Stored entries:

================================

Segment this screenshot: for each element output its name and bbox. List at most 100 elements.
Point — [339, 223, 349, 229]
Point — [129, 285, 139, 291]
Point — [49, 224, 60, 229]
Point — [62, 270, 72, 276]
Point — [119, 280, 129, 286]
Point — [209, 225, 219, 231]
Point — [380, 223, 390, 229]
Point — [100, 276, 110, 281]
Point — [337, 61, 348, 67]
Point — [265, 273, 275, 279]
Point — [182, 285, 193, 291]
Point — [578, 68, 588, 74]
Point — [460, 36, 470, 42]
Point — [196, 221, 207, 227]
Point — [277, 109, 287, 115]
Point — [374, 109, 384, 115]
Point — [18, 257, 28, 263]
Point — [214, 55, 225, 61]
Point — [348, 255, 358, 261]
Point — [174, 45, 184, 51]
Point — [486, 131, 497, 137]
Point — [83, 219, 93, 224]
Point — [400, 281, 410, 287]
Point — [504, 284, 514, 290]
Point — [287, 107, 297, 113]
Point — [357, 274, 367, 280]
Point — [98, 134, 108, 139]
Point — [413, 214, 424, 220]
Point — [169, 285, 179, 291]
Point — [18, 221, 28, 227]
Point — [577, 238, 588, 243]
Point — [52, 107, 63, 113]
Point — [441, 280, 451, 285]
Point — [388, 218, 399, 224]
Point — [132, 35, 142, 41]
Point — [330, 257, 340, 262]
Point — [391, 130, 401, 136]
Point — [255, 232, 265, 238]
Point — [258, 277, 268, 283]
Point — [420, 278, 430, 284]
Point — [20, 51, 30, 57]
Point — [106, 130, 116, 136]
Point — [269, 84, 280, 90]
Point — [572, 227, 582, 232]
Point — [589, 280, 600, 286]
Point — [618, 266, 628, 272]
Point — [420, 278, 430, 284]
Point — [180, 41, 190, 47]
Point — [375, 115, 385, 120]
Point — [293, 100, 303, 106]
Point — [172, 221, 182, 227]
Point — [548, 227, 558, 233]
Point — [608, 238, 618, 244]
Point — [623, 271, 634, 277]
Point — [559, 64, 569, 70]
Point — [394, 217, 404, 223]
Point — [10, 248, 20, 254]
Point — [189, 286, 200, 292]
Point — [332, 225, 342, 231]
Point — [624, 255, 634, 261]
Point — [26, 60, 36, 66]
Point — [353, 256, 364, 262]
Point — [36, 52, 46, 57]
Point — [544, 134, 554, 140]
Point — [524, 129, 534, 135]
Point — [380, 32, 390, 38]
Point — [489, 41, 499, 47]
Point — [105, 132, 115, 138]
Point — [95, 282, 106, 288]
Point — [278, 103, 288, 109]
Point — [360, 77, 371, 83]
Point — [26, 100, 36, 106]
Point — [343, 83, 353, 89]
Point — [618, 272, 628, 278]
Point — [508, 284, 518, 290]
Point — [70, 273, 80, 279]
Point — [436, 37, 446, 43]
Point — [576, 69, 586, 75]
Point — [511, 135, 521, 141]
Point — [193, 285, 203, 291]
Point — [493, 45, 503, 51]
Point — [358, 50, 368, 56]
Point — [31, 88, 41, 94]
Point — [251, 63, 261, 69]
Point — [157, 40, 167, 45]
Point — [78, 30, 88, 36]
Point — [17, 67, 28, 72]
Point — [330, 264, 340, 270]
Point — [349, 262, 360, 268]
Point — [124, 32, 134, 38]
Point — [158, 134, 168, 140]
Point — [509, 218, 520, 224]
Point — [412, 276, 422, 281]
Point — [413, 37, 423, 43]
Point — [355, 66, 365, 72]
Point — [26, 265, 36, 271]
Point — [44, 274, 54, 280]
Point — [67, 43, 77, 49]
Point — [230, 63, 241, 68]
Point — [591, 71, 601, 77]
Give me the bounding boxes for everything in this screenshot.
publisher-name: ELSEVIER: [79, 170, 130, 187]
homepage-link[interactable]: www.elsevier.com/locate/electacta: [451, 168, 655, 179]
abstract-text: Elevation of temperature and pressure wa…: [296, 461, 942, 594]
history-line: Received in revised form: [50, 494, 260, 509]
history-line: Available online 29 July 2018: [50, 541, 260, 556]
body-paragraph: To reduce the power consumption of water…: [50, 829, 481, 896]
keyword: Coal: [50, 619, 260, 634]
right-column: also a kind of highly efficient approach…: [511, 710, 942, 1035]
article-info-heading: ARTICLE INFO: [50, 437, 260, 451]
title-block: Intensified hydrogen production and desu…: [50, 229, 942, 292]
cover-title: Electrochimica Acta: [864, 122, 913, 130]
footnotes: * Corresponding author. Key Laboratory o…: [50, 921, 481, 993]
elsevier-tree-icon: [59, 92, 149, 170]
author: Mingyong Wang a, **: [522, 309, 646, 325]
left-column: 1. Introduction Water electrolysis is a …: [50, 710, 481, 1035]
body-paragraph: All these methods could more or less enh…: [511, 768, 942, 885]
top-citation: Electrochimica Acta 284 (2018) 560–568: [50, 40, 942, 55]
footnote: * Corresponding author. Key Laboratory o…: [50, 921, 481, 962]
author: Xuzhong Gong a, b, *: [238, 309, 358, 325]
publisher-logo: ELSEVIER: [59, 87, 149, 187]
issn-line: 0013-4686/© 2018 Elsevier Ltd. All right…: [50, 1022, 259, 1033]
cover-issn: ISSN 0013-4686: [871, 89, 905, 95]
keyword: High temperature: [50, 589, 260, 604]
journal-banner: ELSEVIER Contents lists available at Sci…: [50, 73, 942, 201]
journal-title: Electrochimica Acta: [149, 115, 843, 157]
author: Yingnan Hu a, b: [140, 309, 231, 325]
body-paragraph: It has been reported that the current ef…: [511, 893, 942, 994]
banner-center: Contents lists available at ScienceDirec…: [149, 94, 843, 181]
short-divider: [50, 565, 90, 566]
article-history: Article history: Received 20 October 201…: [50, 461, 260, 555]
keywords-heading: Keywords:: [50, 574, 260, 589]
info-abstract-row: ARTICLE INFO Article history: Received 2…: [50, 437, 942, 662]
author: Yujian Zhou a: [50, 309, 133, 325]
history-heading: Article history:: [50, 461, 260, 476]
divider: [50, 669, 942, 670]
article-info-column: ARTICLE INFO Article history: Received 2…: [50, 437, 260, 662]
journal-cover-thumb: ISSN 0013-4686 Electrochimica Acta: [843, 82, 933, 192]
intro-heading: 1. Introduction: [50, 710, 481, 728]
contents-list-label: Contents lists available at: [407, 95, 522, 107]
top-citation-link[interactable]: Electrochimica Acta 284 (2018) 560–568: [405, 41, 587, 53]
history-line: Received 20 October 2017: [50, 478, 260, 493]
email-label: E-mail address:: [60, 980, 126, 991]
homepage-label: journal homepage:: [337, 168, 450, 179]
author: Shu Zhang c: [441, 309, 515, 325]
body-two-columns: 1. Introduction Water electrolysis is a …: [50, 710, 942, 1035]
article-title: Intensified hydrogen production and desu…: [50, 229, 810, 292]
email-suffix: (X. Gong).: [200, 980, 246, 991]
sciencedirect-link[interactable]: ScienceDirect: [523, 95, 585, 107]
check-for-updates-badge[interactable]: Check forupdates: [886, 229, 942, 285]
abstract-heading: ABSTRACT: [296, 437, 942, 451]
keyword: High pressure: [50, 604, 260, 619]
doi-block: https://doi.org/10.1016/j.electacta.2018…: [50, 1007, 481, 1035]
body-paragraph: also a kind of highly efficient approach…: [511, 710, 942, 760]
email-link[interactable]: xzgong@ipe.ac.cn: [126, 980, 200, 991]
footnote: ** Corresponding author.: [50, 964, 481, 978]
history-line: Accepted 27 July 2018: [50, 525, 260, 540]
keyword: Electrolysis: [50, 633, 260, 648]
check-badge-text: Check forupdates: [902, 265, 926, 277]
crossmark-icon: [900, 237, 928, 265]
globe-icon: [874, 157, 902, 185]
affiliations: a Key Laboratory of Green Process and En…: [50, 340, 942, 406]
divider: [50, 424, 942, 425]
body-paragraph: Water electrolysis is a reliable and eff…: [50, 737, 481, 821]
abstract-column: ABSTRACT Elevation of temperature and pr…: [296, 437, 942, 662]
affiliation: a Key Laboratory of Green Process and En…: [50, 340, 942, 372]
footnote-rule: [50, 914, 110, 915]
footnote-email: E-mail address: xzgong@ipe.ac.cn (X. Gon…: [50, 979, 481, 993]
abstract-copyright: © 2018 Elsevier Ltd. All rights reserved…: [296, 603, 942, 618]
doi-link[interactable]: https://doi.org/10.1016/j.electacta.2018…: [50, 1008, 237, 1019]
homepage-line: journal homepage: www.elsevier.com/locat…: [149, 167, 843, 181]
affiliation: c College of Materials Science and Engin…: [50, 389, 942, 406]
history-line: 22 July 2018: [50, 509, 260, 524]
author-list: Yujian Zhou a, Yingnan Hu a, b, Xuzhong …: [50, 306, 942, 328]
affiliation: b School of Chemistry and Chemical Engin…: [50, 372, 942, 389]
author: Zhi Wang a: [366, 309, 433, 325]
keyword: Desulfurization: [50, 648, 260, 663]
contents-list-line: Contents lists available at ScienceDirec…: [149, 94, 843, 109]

================================

» What is expected
Swap "bbox" for "bounding box" in the listing, starting with its first line and going on through the line with "Point — [169, 285, 179, 291]". Give back only those lines, with nothing else changed.

» Result of the task
Segment this screenshot: for each element output its name and bounding box. List at most 100 elements.
Point — [339, 223, 349, 229]
Point — [129, 285, 139, 291]
Point — [49, 224, 60, 229]
Point — [62, 270, 72, 276]
Point — [119, 280, 129, 286]
Point — [209, 225, 219, 231]
Point — [380, 223, 390, 229]
Point — [100, 276, 110, 281]
Point — [337, 61, 348, 67]
Point — [265, 273, 275, 279]
Point — [182, 285, 193, 291]
Point — [578, 68, 588, 74]
Point — [460, 36, 470, 42]
Point — [196, 221, 207, 227]
Point — [277, 109, 287, 115]
Point — [374, 109, 384, 115]
Point — [18, 257, 28, 263]
Point — [214, 55, 225, 61]
Point — [348, 255, 358, 261]
Point — [174, 45, 184, 51]
Point — [486, 131, 497, 137]
Point — [83, 219, 93, 224]
Point — [400, 281, 410, 287]
Point — [504, 284, 514, 290]
Point — [287, 107, 297, 113]
Point — [357, 274, 367, 280]
Point — [98, 134, 108, 139]
Point — [413, 214, 424, 220]
Point — [169, 285, 179, 291]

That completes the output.